YOUR GOAL:
What is the count of lines that hold the word "ylabel"? Give only the number.

============================================================

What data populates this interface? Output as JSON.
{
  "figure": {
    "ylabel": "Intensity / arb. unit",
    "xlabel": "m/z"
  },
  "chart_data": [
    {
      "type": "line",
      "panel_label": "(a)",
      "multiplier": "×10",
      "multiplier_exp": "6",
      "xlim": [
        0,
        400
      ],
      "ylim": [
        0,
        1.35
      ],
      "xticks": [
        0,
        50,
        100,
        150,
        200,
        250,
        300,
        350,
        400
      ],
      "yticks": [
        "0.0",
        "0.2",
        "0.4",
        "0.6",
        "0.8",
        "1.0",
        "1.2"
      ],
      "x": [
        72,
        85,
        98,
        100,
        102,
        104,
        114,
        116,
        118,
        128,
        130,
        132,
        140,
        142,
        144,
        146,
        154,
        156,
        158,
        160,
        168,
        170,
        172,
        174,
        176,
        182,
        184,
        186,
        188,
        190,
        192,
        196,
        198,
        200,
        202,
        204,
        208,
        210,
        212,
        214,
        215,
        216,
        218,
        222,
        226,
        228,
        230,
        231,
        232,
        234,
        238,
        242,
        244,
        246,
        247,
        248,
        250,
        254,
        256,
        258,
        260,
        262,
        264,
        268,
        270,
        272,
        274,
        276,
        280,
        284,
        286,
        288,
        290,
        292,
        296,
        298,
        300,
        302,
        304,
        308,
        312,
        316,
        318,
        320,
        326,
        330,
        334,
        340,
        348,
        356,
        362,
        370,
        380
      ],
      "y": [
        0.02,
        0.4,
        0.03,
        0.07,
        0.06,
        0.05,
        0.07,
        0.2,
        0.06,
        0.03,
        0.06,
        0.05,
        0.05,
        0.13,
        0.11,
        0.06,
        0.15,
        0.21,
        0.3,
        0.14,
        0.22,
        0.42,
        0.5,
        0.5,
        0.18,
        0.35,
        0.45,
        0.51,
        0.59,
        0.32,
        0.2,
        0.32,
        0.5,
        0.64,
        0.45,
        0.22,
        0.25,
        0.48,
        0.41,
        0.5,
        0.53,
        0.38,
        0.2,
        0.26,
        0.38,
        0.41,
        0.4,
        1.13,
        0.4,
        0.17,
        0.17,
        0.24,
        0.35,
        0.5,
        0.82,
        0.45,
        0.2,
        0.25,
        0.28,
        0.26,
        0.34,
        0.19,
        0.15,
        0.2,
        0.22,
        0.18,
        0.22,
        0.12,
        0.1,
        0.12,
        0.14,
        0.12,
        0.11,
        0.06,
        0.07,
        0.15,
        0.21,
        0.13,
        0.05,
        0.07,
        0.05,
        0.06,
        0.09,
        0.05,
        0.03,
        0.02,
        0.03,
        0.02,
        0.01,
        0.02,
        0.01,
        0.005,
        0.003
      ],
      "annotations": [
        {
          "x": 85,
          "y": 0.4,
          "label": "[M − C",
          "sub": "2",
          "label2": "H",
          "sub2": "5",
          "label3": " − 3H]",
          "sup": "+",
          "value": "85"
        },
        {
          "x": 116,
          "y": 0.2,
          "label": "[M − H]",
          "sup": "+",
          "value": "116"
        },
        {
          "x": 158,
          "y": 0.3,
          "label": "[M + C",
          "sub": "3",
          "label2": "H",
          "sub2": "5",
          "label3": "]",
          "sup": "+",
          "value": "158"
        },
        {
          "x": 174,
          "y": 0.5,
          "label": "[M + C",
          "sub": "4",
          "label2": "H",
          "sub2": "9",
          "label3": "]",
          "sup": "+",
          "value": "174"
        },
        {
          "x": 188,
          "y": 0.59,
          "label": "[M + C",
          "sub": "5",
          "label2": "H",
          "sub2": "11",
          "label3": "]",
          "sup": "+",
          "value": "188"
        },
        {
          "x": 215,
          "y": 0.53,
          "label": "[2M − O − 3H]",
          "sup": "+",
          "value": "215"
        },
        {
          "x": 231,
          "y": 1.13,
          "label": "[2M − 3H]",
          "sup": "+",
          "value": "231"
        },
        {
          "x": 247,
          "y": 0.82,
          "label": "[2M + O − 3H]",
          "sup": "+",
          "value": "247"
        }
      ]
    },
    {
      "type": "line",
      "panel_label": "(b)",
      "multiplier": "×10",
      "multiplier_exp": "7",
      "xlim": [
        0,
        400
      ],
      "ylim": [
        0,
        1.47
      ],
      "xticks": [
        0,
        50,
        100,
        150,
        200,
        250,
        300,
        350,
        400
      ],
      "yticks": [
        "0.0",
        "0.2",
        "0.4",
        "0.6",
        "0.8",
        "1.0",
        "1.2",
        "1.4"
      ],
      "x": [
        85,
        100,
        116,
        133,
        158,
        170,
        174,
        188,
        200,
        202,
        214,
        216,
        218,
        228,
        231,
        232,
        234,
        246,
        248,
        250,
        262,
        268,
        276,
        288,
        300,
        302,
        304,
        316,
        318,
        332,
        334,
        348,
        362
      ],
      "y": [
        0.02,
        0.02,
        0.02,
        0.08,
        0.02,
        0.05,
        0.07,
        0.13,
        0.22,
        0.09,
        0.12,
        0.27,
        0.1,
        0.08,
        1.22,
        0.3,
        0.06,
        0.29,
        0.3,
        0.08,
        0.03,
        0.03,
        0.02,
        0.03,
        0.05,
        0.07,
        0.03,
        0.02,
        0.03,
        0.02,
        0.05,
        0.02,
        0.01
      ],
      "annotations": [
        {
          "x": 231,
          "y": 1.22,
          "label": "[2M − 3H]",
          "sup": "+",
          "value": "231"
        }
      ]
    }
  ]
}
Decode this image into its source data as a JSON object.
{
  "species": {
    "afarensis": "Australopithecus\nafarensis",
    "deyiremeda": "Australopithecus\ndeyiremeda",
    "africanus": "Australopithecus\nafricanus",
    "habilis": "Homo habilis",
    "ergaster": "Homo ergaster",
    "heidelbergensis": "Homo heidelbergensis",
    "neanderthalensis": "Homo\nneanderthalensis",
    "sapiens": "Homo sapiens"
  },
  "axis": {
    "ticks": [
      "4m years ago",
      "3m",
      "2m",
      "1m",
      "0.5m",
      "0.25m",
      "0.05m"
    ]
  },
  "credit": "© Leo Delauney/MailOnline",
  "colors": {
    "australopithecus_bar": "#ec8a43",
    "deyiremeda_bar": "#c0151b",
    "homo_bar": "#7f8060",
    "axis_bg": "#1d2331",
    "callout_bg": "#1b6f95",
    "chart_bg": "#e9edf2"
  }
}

============================================================

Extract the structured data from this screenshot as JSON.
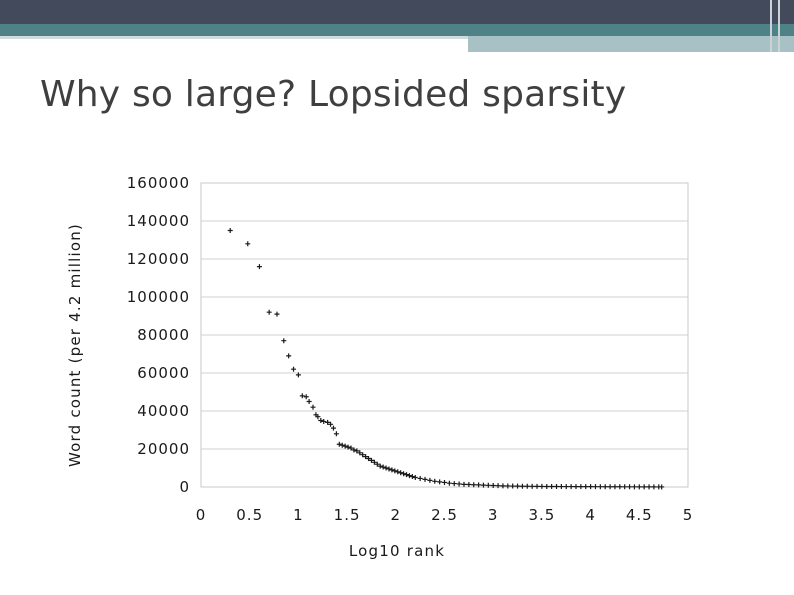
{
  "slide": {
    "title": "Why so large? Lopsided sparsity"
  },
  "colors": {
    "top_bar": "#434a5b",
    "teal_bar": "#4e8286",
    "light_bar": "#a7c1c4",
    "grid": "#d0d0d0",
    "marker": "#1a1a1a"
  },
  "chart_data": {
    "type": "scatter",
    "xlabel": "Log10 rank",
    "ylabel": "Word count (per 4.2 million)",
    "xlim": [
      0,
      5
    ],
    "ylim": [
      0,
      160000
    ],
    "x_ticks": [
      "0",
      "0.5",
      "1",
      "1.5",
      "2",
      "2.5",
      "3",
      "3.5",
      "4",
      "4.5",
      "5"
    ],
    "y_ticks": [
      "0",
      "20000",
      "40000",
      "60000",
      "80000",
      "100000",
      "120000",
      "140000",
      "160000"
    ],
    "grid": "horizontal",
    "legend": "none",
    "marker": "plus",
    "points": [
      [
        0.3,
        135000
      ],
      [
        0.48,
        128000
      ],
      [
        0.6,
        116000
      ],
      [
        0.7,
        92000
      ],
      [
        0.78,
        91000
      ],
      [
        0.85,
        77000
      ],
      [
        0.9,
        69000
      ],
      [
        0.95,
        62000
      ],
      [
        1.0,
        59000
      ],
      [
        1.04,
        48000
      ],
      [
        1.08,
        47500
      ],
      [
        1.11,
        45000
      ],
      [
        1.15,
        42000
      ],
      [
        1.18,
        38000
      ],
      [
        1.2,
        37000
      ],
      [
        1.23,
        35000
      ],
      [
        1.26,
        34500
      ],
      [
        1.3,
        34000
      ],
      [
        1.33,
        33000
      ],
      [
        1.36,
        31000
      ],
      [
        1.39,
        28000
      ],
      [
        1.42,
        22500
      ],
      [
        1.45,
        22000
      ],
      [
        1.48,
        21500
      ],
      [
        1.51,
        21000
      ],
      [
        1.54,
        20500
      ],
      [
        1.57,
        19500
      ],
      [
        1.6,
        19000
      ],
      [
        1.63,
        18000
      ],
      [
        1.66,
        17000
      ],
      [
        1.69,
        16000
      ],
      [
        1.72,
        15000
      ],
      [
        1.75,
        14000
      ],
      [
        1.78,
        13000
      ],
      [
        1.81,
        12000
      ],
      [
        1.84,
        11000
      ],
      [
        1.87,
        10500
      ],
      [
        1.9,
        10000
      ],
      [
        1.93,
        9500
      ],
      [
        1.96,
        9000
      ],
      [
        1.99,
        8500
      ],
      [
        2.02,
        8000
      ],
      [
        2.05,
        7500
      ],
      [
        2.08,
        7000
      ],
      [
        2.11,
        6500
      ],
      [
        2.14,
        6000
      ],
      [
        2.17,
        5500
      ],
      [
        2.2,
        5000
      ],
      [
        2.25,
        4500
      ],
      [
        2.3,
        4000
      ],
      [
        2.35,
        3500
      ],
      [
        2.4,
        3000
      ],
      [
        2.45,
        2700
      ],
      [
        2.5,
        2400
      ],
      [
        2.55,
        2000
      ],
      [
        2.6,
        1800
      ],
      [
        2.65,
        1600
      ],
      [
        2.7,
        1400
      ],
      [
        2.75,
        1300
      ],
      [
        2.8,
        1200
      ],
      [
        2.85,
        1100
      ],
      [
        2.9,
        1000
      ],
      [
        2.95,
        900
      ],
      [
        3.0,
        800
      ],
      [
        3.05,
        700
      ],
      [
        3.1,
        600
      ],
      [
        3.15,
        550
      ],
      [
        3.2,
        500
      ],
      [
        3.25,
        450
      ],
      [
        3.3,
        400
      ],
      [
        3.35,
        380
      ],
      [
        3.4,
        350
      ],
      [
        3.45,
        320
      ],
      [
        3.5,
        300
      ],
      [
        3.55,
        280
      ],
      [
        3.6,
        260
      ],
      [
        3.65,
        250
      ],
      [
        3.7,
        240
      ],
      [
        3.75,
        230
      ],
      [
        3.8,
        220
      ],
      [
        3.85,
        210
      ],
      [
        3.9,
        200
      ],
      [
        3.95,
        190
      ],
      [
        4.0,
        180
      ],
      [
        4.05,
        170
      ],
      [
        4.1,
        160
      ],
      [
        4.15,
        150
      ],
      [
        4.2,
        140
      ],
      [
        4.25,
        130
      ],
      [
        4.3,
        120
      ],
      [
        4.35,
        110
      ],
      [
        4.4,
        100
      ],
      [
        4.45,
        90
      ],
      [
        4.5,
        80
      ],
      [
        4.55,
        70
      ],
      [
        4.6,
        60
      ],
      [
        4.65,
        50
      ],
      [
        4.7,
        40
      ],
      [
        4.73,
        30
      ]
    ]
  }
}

============================================================

REPLY:
2